Quote the entries word for word. Omit the pictures.

◇ ◇ ◇ ◇ ◇

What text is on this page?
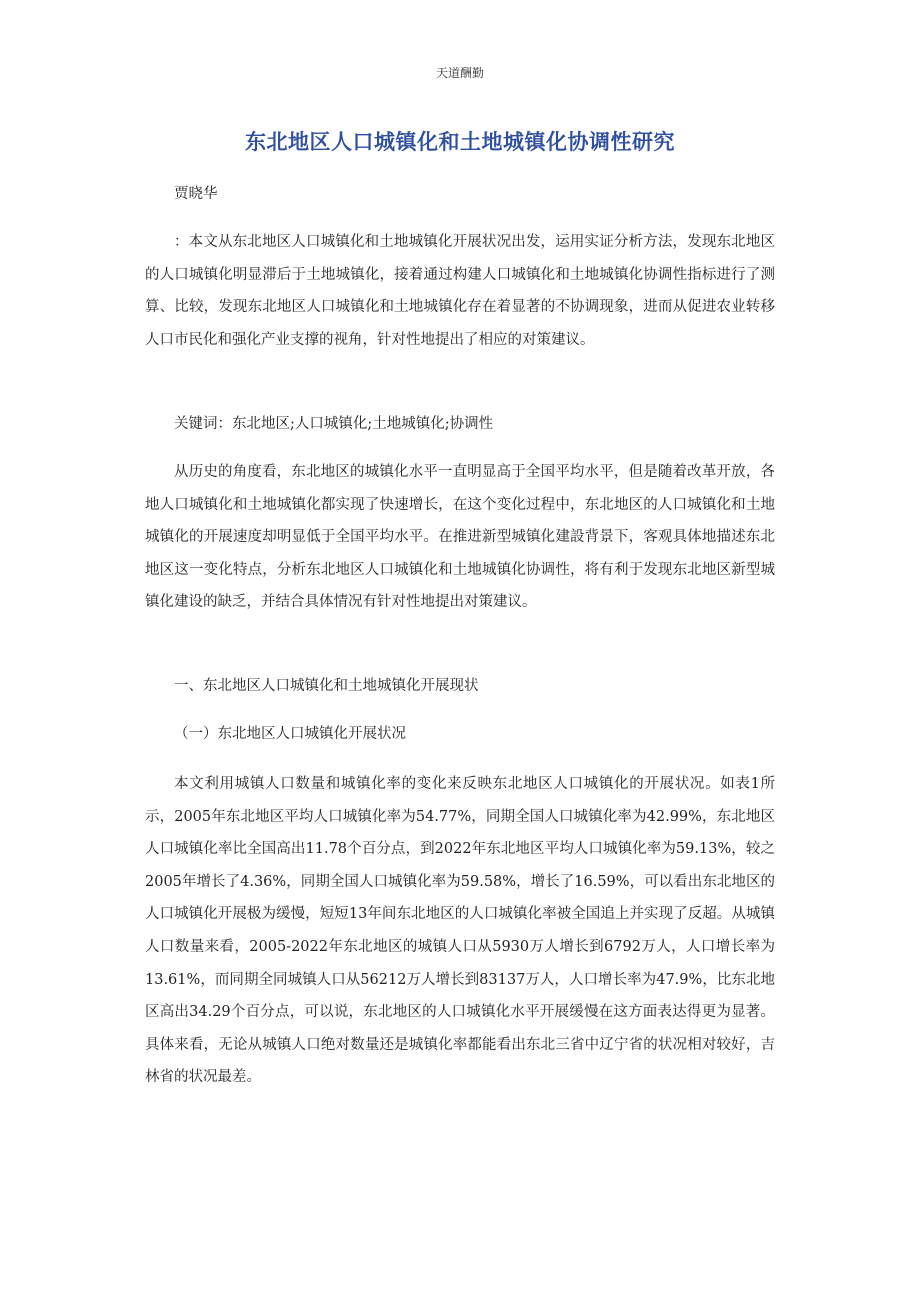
天道酬勤
东北地区人口城镇化和土地城镇化协调性研究

贾晓华

：本文从东北地区人口城镇化和土地城镇化开展状况出发，运用实证分析方法，发现东北地区的人口城镇化明显滞后于土地城镇化，接着通过构建人口城镇化和土地城镇化协调性指标进行了测算、比较，发现东北地区人口城镇化和土地城镇化存在着显著的不协调现象，进而从促进农业转移人口市民化和强化产业支撑的视角，针对性地提出了相应的对策建议。

关键词：东北地区;人口城镇化;土地城镇化;协调性

从历史的角度看，东北地区的城镇化水平一直明显高于全国平均水平，但是随着改革开放，各地人口城镇化和土地城镇化都实现了快速增长，在这个变化过程中，东北地区的人口城镇化和土地城镇化的开展速度却明显低于全国平均水平。在推进新型城镇化建設背景下，客观具体地描述东北地区这一变化特点，分析东北地区人口城镇化和土地城镇化协调性，将有利于发现东北地区新型城镇化建设的缺乏，并结合具体情况有针对性地提出对策建议。

一、东北地区人口城镇化和土地城镇化开展现状

（一）东北地区人口城镇化开展状况

本文利用城镇人口数量和城镇化率的变化来反映东北地区人口城镇化的开展状况。如表1所示，2005年东北地区平均人口城镇化率为54.77%，同期全国人口城镇化率为42.99%，东北地区人口城镇化率比全国高出11.78个百分点，到2022年东北地区平均人口城镇化率为59.13%，较之2005年增长了4.36%，同期全国人口城镇化率为59.58%，增长了16.59%，可以看出东北地区的人口城镇化开展极为缓慢，短短13年间东北地区的人口城镇化率被全国追上并实现了反超。从城镇人口数量来看，2005-2022年东北地区的城镇人口从5930万人增长到6792万人，人口增长率为13.61%，而同期全同城镇人口从56212万人增长到83137万人，人口增长率为47.9%，比东北地区高出34.29个百分点，可以说，东北地区的人口城镇化水平开展缓慢在这方面表达得更为显著。具体来看，无论从城镇人口绝对数量还是城镇化率都能看出东北三省中辽宁省的状况相对较好，吉林省的状况最差。
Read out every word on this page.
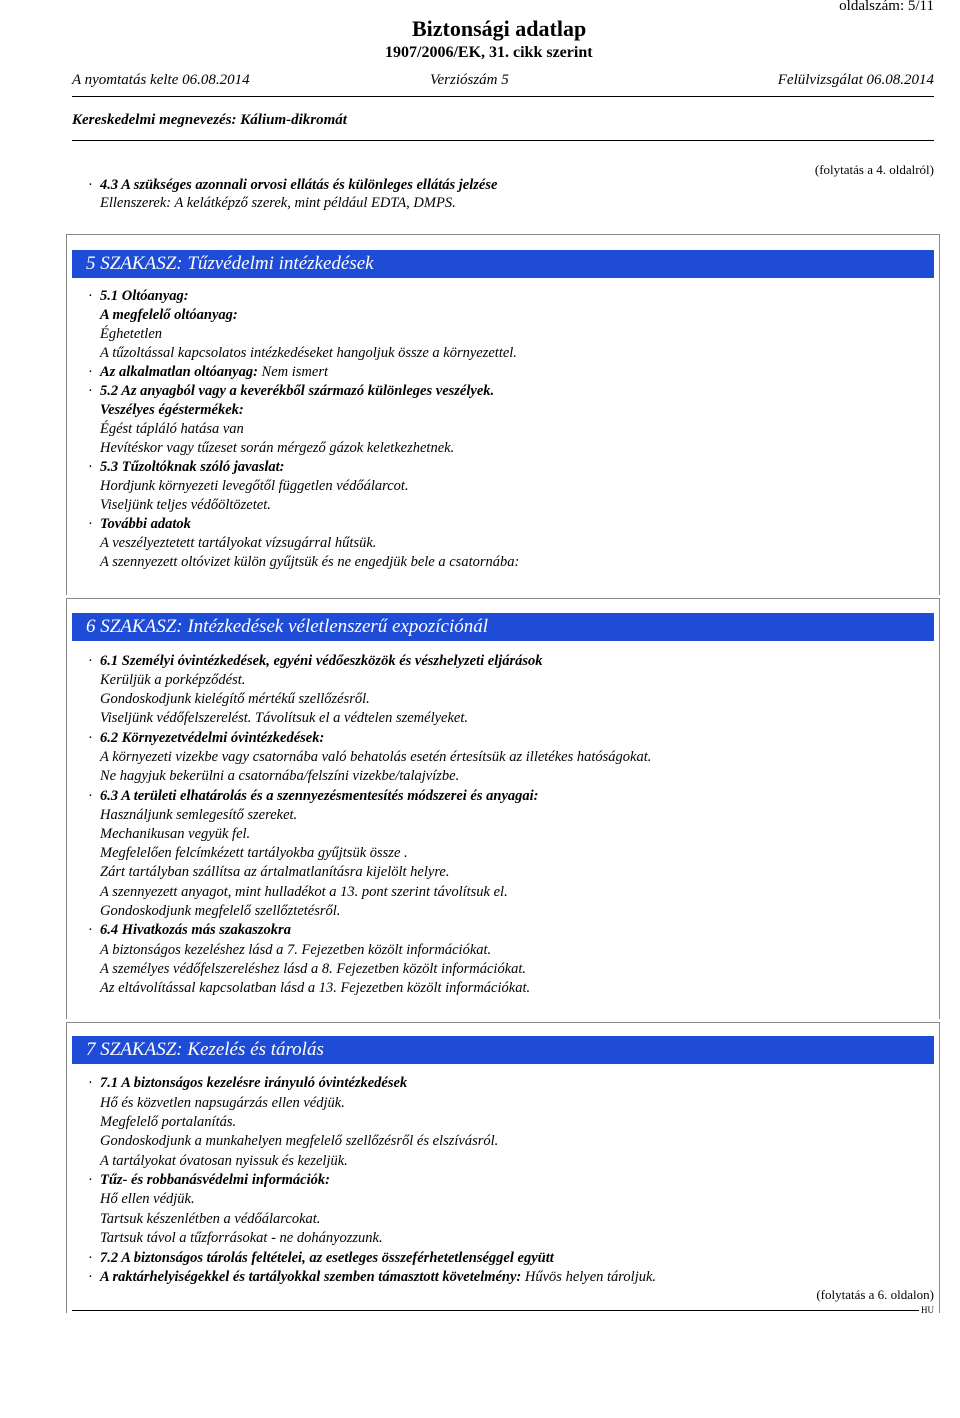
oldalszám: 5/11
Biztonsági adatlap
1907/2006/EK, 31. cikk szerint
A nyomtatás kelte 06.08.2014	Verziószám 5	Felülvizsgálat 06.08.2014
Kereskedelmi megnevezés: Kálium-dikromát
(folytatás a 4. oldalról)
· 4.3 A szükséges azonnali orvosi ellátás és különleges ellátás jelzése
Ellenszerek: A kelátképző szerek, mint például EDTA, DMPS.
5 SZAKASZ: Tűzvédelmi intézkedések
· 5.1 Oltóanyag:
A megfelelő oltóanyag:
Éghetetlen
A tűzoltással kapcsolatos intézkedéseket hangoljuk össze a környezettel.
· Az alkalmatlan oltóanyag: Nem ismert
· 5.2 Az anyagból vagy a keverékből származó különleges veszélyek.
Veszélyes égéstermékek:
Égést tápláló hatása van
Hevítéskor vagy tűzeset során mérgező gázok keletkezhetnek.
· 5.3 Tűzoltóknak szóló javaslat:
Hordjunk környezeti levegőtől független védőálarcot.
Viseljünk teljes védőöltözetet.
· További adatok
A veszélyeztetett tartályokat vízsugárral hűtsük.
A szennyezett oltóvizet külön gyűjtsük és ne engedjük bele a csatornába:
6 SZAKASZ: Intézkedések véletlenszerű expozíciónál
· 6.1 Személyi óvintézkedések, egyéni védőeszközök és vészhelyzeti eljárások
Kerüljük a porképződést.
Gondoskodjunk kielégítő mértékű szellőzésről.
Viseljünk védőfelszerelést. Távolítsuk el a védtelen személyeket.
· 6.2 Környezetvédelmi óvintézkedések:
A környezeti vizekbe vagy csatornába való behatolás esetén értesítsük az illetékes hatóságokat.
Ne hagyjuk bekerülni a csatornába/felszíni vizekbe/talajvízbe.
· 6.3 A területi elhatárolás és a szennyezésmentesítés módszerei és anyagai:
Használjunk semlegesítő szereket.
Mechanikusan vegyük fel.
Megfelelően felcímkézett tartályokba gyűjtsük össze .
Zárt tartályban szállítsa az ártalmatlanításra kijelölt helyre.
A szennyezett anyagot, mint hulladékot a 13. pont szerint távolítsuk el.
Gondoskodjunk megfelelő szellőztetésről.
· 6.4 Hivatkozás más szakaszokra
A biztonságos kezeléshez lásd a 7. Fejezetben közölt információkat.
A személyes védőfelszereléshez lásd a 8. Fejezetben közölt információkat.
Az eltávolítással kapcsolatban lásd a 13. Fejezetben közölt információkat.
7 SZAKASZ: Kezelés és tárolás
· 7.1 A biztonságos kezelésre irányuló óvintézkedések
Hő és közvetlen napsugárzás ellen védjük.
Megfelelő portalanítás.
Gondoskodjunk a munkahelyen megfelelő szellőzésről és elszívásról.
A tartályokat óvatosan nyissuk és kezeljük.
· Tűz- és robbanásvédelmi információk:
Hő ellen védjük.
Tartsuk készenlétben a védőálarcokat.
Tartsuk távol a tűzforrásokat - ne dohányozzunk.
· 7.2 A biztonságos tárolás feltételei, az esetleges összeférhetetlenséggel együtt
· A raktárhelyiségekkel és tartályokkal szemben támasztott követelmény: Hűvös helyen tároljuk.
(folytatás a 6. oldalon)
HU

◇ ◇ ◇ ◇ ◇

## FINISHED EXERCISE
What text is on this page?
天道酬勤
东北地区人口城镇化和土地城镇化协调性研究

贾晓华

：本文从东北地区人口城镇化和土地城镇化开展状况出发，运用实证分析方法，发现东北地区的人口城镇化明显滞后于土地城镇化，接着通过构建人口城镇化和土地城镇化协调性指标进行了测算、比较，发现东北地区人口城镇化和土地城镇化存在着显著的不协调现象，进而从促进农业转移人口市民化和强化产业支撑的视角，针对性地提出了相应的对策建议。

关键词：东北地区;人口城镇化;土地城镇化;协调性

从历史的角度看，东北地区的城镇化水平一直明显高于全国平均水平，但是随着改革开放，各地人口城镇化和土地城镇化都实现了快速增长，在这个变化过程中，东北地区的人口城镇化和土地城镇化的开展速度却明显低于全国平均水平。在推进新型城镇化建設背景下，客观具体地描述东北地区这一变化特点，分析东北地区人口城镇化和土地城镇化协调性，将有利于发现东北地区新型城镇化建设的缺乏，并结合具体情况有针对性地提出对策建议。

一、东北地区人口城镇化和土地城镇化开展现状

（一）东北地区人口城镇化开展状况

本文利用城镇人口数量和城镇化率的变化来反映东北地区人口城镇化的开展状况。如表1所示，2005年东北地区平均人口城镇化率为54.77%，同期全国人口城镇化率为42.99%，东北地区人口城镇化率比全国高出11.78个百分点，到2022年东北地区平均人口城镇化率为59.13%，较之2005年增长了4.36%，同期全国人口城镇化率为59.58%，增长了16.59%，可以看出东北地区的人口城镇化开展极为缓慢，短短13年间东北地区的人口城镇化率被全国追上并实现了反超。从城镇人口数量来看，2005-2022年东北地区的城镇人口从5930万人增长到6792万人，人口增长率为13.61%，而同期全同城镇人口从56212万人增长到83137万人，人口增长率为47.9%，比东北地区高出34.29个百分点，可以说，东北地区的人口城镇化水平开展缓慢在这方面表达得更为显著。具体来看，无论从城镇人口绝对数量还是城镇化率都能看出东北三省中辽宁省的状况相对较好，吉林省的状况最差。
Read out every word on this page.
oldalszám: 5/11
Biztonsági adatlap
1907/2006/EK, 31. cikk szerint
A nyomtatás kelte 06.08.2014	Verziószám 5	Felülvizsgálat 06.08.2014
Kereskedelmi megnevezés: Kálium-dikromát
(folytatás a 4. oldalról)
· 4.3 A szükséges azonnali orvosi ellátás és különleges ellátás jelzése
Ellenszerek: A kelátképző szerek, mint például EDTA, DMPS.
5 SZAKASZ: Tűzvédelmi intézkedések
· 5.1 Oltóanyag:
A megfelelő oltóanyag:
Éghetetlen
A tűzoltással kapcsolatos intézkedéseket hangoljuk össze a környezettel.
· Az alkalmatlan oltóanyag: Nem ismert
· 5.2 Az anyagból vagy a keverékből származó különleges veszélyek.
Veszélyes égéstermékek:
Égést tápláló hatása van
Hevítéskor vagy tűzeset során mérgező gázok keletkezhetnek.
· 5.3 Tűzoltóknak szóló javaslat:
Hordjunk környezeti levegőtől független védőálarcot.
Viseljünk teljes védőöltözetet.
· További adatok
A veszélyeztetett tartályokat vízsugárral hűtsük.
A szennyezett oltóvizet külön gyűjtsük és ne engedjük bele a csatornába:
6 SZAKASZ: Intézkedések véletlenszerű expozíciónál
· 6.1 Személyi óvintézkedések, egyéni védőeszközök és vészhelyzeti eljárások
Kerüljük a porképződést.
Gondoskodjunk kielégítő mértékű szellőzésről.
Viseljünk védőfelszerelést. Távolítsuk el a védtelen személyeket.
· 6.2 Környezetvédelmi óvintézkedések:
A környezeti vizekbe vagy csatornába való behatolás esetén értesítsük az illetékes hatóságokat.
Ne hagyjuk bekerülni a csatornába/felszíni vizekbe/talajvízbe.
· 6.3 A területi elhatárolás és a szennyezésmentesítés módszerei és anyagai:
Használjunk semlegesítő szereket.
Mechanikusan vegyük fel.
Megfelelően felcímkézett tartályokba gyűjtsük össze .
Zárt tartályban szállítsa az ártalmatlanításra kijelölt helyre.
A szennyezett anyagot, mint hulladékot a 13. pont szerint távolítsuk el.
Gondoskodjunk megfelelő szellőztetésről.
· 6.4 Hivatkozás más szakaszokra
A biztonságos kezeléshez lásd a 7. Fejezetben közölt információkat.
A személyes védőfelszereléshez lásd a 8. Fejezetben közölt információkat.
Az eltávolítással kapcsolatban lásd a 13. Fejezetben közölt információkat.
7 SZAKASZ: Kezelés és tárolás
· 7.1 A biztonságos kezelésre irányuló óvintézkedések
Hő és közvetlen napsugárzás ellen védjük.
Megfelelő portalanítás.
Gondoskodjunk a munkahelyen megfelelő szellőzésről és elszívásról.
A tartályokat óvatosan nyissuk és kezeljük.
· Tűz- és robbanásvédelmi információk:
Hő ellen védjük.
Tartsuk készenlétben a védőálarcokat.
Tartsuk távol a tűzforrásokat - ne dohányozzunk.
· 7.2 A biztonságos tárolás feltételei, az esetleges összeférhetetlenséggel együtt
· A raktárhelyiségekkel és tartályokkal szemben támasztott követelmény: Hűvös helyen tároljuk.
(folytatás a 6. oldalon)
HU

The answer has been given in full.